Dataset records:
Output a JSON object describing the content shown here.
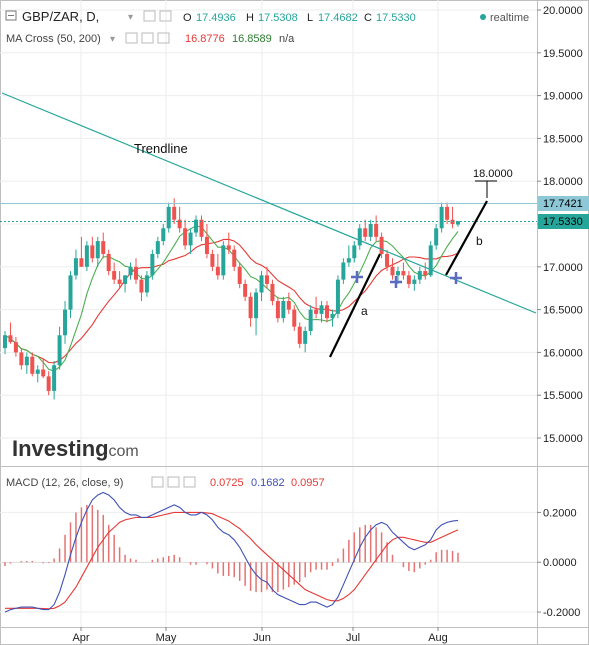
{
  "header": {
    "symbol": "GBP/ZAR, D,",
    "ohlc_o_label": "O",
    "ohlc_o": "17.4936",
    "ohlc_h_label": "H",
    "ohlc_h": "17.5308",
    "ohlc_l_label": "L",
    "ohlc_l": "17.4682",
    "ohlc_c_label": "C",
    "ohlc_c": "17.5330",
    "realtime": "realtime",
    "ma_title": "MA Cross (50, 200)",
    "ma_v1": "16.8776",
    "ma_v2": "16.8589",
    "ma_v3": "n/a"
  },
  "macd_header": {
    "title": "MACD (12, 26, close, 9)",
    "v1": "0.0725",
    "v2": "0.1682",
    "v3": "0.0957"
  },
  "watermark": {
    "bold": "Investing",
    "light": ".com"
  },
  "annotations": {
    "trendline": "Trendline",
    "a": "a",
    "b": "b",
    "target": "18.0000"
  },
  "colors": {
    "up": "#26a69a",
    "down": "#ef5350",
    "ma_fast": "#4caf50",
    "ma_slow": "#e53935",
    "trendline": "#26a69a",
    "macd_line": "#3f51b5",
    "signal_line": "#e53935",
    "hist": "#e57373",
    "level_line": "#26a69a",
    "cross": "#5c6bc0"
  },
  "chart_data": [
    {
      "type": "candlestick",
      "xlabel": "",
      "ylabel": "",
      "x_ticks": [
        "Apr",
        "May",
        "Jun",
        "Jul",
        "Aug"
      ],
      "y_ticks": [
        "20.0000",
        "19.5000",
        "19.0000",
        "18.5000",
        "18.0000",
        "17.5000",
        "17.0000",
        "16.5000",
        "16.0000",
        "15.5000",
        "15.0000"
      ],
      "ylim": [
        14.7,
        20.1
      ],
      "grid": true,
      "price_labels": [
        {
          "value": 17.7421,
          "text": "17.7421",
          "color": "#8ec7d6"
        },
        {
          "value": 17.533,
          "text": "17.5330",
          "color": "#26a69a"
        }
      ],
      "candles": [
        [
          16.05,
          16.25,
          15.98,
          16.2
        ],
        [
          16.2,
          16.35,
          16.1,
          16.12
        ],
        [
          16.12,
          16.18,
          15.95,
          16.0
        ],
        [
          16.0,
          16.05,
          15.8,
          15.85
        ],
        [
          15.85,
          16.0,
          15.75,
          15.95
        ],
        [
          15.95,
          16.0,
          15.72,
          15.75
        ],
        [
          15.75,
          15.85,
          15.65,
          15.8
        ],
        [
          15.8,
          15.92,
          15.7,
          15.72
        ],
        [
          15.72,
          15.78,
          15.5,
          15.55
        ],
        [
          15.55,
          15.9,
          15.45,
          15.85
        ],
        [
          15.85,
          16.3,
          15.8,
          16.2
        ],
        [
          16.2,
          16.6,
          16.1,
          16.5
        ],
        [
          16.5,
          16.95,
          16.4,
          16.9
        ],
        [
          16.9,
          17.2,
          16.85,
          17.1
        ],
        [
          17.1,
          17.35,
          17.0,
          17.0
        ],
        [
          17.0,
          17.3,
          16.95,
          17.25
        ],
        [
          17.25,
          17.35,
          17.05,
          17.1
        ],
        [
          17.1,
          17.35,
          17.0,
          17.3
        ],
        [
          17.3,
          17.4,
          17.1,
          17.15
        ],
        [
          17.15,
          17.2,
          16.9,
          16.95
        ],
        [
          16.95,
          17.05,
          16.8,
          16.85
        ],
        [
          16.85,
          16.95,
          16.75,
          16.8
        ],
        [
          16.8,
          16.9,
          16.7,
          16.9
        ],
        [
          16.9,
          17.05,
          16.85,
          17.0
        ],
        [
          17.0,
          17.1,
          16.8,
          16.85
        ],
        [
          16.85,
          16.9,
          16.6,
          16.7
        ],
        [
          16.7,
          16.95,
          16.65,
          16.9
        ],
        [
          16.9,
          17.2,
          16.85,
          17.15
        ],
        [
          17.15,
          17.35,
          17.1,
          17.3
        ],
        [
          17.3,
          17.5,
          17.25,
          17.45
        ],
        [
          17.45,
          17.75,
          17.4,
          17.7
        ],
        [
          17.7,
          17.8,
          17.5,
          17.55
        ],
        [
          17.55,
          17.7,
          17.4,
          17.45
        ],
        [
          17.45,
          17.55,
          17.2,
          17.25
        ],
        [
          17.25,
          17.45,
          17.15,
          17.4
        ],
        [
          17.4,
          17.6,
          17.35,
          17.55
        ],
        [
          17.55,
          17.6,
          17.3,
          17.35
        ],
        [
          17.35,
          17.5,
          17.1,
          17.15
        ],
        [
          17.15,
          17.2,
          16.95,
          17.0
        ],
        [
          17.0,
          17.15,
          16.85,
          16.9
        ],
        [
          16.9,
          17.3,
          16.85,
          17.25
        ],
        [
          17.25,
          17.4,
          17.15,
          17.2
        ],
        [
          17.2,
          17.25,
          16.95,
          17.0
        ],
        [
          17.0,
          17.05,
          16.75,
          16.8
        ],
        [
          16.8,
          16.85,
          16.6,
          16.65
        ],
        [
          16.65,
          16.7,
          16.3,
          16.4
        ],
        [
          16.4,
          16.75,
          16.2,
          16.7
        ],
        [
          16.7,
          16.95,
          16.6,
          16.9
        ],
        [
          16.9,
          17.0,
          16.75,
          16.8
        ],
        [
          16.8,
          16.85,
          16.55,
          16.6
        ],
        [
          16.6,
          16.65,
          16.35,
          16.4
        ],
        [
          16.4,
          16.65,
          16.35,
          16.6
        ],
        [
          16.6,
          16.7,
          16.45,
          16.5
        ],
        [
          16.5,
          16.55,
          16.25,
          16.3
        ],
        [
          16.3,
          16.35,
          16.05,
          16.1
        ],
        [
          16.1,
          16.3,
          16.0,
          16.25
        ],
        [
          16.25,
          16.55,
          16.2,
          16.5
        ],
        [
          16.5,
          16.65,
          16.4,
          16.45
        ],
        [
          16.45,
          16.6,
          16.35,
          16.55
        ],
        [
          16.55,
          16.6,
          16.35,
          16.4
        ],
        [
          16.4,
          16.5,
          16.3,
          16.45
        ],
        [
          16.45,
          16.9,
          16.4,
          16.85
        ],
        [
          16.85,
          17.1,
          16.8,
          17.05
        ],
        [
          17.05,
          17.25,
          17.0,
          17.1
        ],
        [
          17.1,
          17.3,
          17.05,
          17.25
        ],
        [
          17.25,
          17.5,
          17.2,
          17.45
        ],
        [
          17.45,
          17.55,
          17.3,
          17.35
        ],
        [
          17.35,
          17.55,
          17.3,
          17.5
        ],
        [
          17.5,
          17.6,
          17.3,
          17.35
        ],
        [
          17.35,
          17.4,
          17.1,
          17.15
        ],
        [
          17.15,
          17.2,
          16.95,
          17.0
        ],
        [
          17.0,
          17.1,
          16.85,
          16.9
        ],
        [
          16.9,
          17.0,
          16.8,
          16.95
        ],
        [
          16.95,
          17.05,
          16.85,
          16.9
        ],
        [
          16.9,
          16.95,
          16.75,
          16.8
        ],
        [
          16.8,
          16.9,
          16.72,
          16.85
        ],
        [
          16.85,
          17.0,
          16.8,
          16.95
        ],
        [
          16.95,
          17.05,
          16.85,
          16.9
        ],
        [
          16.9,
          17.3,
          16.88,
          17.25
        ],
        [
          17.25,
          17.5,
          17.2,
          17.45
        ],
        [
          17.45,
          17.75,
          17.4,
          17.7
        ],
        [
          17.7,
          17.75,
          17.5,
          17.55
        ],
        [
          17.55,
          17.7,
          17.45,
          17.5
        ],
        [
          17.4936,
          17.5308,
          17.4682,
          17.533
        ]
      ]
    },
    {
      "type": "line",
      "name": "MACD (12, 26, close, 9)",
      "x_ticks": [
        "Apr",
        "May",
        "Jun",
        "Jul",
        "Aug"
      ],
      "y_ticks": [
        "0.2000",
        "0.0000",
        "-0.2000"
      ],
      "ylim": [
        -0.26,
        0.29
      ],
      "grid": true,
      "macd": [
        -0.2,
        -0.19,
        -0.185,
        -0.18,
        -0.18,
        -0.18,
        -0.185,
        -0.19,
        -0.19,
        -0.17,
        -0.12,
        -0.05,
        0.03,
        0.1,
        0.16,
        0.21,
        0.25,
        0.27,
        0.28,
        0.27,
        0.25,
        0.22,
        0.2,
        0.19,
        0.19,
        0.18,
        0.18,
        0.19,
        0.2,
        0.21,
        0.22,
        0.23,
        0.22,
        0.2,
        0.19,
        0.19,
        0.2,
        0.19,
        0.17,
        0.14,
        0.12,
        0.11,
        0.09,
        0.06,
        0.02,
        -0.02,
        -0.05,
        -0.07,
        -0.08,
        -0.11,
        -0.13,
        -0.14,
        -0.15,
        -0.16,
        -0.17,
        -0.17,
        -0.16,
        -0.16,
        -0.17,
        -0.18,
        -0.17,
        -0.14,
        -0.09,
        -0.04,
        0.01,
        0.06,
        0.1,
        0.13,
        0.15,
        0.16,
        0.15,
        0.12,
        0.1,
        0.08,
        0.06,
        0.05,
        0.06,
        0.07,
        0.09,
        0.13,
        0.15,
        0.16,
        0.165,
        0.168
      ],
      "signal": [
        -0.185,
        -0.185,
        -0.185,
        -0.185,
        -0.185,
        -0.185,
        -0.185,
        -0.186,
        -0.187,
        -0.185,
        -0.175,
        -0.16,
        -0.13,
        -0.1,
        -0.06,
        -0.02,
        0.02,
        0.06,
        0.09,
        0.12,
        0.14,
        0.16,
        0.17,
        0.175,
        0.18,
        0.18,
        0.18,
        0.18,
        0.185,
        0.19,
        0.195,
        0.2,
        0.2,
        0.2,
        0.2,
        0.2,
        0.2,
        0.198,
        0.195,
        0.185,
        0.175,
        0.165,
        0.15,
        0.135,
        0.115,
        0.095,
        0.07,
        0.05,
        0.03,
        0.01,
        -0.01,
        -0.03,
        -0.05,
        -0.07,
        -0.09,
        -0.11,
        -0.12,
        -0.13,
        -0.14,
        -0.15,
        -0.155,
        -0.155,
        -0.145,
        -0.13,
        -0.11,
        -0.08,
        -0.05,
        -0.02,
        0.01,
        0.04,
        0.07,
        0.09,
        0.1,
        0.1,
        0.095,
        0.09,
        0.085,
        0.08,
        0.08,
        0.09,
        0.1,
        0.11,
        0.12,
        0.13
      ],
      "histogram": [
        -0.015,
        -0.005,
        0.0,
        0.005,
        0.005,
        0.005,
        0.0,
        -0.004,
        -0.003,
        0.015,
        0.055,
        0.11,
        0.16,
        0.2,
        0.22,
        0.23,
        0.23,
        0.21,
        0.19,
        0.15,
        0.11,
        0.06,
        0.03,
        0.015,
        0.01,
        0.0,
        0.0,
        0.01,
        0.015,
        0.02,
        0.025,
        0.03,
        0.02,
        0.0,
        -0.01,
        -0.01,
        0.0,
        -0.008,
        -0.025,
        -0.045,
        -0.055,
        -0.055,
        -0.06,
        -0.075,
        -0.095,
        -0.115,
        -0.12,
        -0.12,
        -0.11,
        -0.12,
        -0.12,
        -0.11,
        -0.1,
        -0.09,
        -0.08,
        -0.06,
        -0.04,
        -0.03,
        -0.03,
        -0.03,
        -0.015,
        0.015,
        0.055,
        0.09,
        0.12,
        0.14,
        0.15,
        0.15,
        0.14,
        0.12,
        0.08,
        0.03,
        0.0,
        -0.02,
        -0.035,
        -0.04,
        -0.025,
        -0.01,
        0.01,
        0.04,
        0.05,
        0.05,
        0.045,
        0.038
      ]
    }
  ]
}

Do this: Wherever "trendline" shows up in a line, copy that line.

The solution:
    "trendline": "Trendline",
    "trendline": "#26a69a",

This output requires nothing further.